• [Aim of the exercise] Copy each line exactly. Leave nothing out.

• [Records]
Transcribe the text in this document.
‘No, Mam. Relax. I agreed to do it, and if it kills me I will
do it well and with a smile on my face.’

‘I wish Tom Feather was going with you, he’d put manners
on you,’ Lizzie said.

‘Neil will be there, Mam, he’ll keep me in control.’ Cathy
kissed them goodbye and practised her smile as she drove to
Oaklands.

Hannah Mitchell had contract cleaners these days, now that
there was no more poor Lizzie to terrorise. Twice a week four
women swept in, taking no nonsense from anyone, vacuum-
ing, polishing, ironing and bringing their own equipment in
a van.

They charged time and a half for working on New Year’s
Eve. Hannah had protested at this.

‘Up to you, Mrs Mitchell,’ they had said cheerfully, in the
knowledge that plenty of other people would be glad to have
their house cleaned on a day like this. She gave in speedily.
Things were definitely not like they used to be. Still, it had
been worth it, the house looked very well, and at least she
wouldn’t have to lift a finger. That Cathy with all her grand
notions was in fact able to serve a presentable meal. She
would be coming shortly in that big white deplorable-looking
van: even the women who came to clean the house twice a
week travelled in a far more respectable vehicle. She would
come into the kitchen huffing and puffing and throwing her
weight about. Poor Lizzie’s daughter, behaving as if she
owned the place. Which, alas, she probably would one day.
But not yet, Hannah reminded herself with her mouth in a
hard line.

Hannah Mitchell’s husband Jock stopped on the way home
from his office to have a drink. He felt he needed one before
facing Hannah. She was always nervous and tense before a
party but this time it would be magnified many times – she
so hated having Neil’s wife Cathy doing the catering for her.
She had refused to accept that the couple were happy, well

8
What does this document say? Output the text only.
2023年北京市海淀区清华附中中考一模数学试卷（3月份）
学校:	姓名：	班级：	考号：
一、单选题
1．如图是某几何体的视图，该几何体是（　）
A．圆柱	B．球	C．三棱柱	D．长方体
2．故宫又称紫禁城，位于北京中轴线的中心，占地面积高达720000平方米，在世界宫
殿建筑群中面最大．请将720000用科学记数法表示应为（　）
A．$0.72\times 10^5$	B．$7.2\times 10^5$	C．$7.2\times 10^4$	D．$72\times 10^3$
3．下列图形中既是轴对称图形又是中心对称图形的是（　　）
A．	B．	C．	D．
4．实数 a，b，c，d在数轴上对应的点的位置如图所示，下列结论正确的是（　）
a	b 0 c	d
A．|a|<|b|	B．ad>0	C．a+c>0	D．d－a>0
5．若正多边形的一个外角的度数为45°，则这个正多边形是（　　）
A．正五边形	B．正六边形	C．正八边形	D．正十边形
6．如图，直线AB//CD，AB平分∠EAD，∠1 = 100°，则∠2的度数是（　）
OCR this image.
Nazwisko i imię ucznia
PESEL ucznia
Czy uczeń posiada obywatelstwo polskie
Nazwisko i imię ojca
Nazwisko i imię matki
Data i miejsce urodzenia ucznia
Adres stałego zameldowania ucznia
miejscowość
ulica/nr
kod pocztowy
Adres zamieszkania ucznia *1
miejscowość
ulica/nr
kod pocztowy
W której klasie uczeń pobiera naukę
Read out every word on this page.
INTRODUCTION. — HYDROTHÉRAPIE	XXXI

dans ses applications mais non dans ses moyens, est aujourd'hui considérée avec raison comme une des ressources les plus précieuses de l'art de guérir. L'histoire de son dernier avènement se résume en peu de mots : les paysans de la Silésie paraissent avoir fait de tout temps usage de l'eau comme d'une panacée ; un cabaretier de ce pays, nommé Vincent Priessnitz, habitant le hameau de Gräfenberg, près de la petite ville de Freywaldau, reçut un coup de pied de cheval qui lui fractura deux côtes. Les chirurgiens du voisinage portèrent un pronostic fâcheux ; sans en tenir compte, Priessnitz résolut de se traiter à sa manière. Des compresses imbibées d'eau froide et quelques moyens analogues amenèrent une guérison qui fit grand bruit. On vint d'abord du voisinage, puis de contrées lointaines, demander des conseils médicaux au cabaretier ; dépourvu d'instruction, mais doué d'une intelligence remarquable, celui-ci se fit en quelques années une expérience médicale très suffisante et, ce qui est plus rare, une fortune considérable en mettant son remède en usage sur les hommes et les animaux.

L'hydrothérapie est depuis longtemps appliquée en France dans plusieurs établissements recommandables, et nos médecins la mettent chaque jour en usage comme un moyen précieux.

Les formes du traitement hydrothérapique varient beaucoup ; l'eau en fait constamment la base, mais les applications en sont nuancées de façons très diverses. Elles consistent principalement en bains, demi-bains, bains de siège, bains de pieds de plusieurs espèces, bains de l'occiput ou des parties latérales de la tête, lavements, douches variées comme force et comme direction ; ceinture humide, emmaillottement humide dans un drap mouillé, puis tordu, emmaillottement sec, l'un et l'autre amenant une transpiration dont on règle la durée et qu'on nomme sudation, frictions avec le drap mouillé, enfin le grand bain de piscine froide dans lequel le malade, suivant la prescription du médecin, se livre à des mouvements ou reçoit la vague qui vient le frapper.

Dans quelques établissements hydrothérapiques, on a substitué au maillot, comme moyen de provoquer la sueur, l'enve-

• [Task output]
Transcribe the text in this document.
‘No, Mam. Relax. I agreed to do it, and if it kills me I will
do it well and with a smile on my face.’

‘I wish Tom Feather was going with you, he’d put manners
on you,’ Lizzie said.

‘Neil will be there, Mam, he’ll keep me in control.’ Cathy
kissed them goodbye and practised her smile as she drove to
Oaklands.

Hannah Mitchell had contract cleaners these days, now that
there was no more poor Lizzie to terrorise. Twice a week four
women swept in, taking no nonsense from anyone, vacuum-
ing, polishing, ironing and bringing their own equipment in
a van.

They charged time and a half for working on New Year’s
Eve. Hannah had protested at this.

‘Up to you, Mrs Mitchell,’ they had said cheerfully, in the
knowledge that plenty of other people would be glad to have
their house cleaned on a day like this. She gave in speedily.
Things were definitely not like they used to be. Still, it had
been worth it, the house looked very well, and at least she
wouldn’t have to lift a finger. That Cathy with all her grand
notions was in fact able to serve a presentable meal. She
would be coming shortly in that big white deplorable-looking
van: even the women who came to clean the house twice a
week travelled in a far more respectable vehicle. She would
come into the kitchen huffing and puffing and throwing her
weight about. Poor Lizzie’s daughter, behaving as if she
owned the place. Which, alas, she probably would one day.
But not yet, Hannah reminded herself with her mouth in a
hard line.

Hannah Mitchell’s husband Jock stopped on the way home
from his office to have a drink. He felt he needed one before
facing Hannah. She was always nervous and tense before a
party but this time it would be magnified many times – she
so hated having Neil’s wife Cathy doing the catering for her.
She had refused to accept that the couple were happy, well

8
What does this document say? Output the text only.
2023年北京市海淀区清华附中中考一模数学试卷（3月份）
学校:	姓名：	班级：	考号：
一、单选题
1．如图是某几何体的视图，该几何体是（　）
A．圆柱	B．球	C．三棱柱	D．长方体
2．故宫又称紫禁城，位于北京中轴线的中心，占地面积高达720000平方米，在世界宫
殿建筑群中面最大．请将720000用科学记数法表示应为（　）
A．$0.72\times 10^5$	B．$7.2\times 10^5$	C．$7.2\times 10^4$	D．$72\times 10^3$
3．下列图形中既是轴对称图形又是中心对称图形的是（　　）
A．	B．	C．	D．
4．实数 a，b，c，d在数轴上对应的点的位置如图所示，下列结论正确的是（　）
a	b 0 c	d
A．|a|<|b|	B．ad>0	C．a+c>0	D．d－a>0
5．若正多边形的一个外角的度数为45°，则这个正多边形是（　　）
A．正五边形	B．正六边形	C．正八边形	D．正十边形
6．如图，直线AB//CD，AB平分∠EAD，∠1 = 100°，则∠2的度数是（　）
OCR this image.
Nazwisko i imię ucznia
PESEL ucznia
Czy uczeń posiada obywatelstwo polskie
Nazwisko i imię ojca
Nazwisko i imię matki
Data i miejsce urodzenia ucznia
Adres stałego zameldowania ucznia
miejscowość
ulica/nr
kod pocztowy
Adres zamieszkania ucznia *1
miejscowość
ulica/nr
kod pocztowy
W której klasie uczeń pobiera naukę
Read out every word on this page.
INTRODUCTION. — HYDROTHÉRAPIE	XXXI

dans ses applications mais non dans ses moyens, est aujourd'hui considérée avec raison comme une des ressources les plus précieuses de l'art de guérir. L'histoire de son dernier avènement se résume en peu de mots : les paysans de la Silésie paraissent avoir fait de tout temps usage de l'eau comme d'une panacée ; un cabaretier de ce pays, nommé Vincent Priessnitz, habitant le hameau de Gräfenberg, près de la petite ville de Freywaldau, reçut un coup de pied de cheval qui lui fractura deux côtes. Les chirurgiens du voisinage portèrent un pronostic fâcheux ; sans en tenir compte, Priessnitz résolut de se traiter à sa manière. Des compresses imbibées d'eau froide et quelques moyens analogues amenèrent une guérison qui fit grand bruit. On vint d'abord du voisinage, puis de contrées lointaines, demander des conseils médicaux au cabaretier ; dépourvu d'instruction, mais doué d'une intelligence remarquable, celui-ci se fit en quelques années une expérience médicale très suffisante et, ce qui est plus rare, une fortune considérable en mettant son remède en usage sur les hommes et les animaux.

L'hydrothérapie est depuis longtemps appliquée en France dans plusieurs établissements recommandables, et nos médecins la mettent chaque jour en usage comme un moyen précieux.

Les formes du traitement hydrothérapique varient beaucoup ; l'eau en fait constamment la base, mais les applications en sont nuancées de façons très diverses. Elles consistent principalement en bains, demi-bains, bains de siège, bains de pieds de plusieurs espèces, bains de l'occiput ou des parties latérales de la tête, lavements, douches variées comme force et comme direction ; ceinture humide, emmaillottement humide dans un drap mouillé, puis tordu, emmaillottement sec, l'un et l'autre amenant une transpiration dont on règle la durée et qu'on nomme sudation, frictions avec le drap mouillé, enfin le grand bain de piscine froide dans lequel le malade, suivant la prescription du médecin, se livre à des mouvements ou reçoit la vague qui vient le frapper.

Dans quelques établissements hydrothérapiques, on a substitué au maillot, comme moyen de provoquer la sueur, l'enve-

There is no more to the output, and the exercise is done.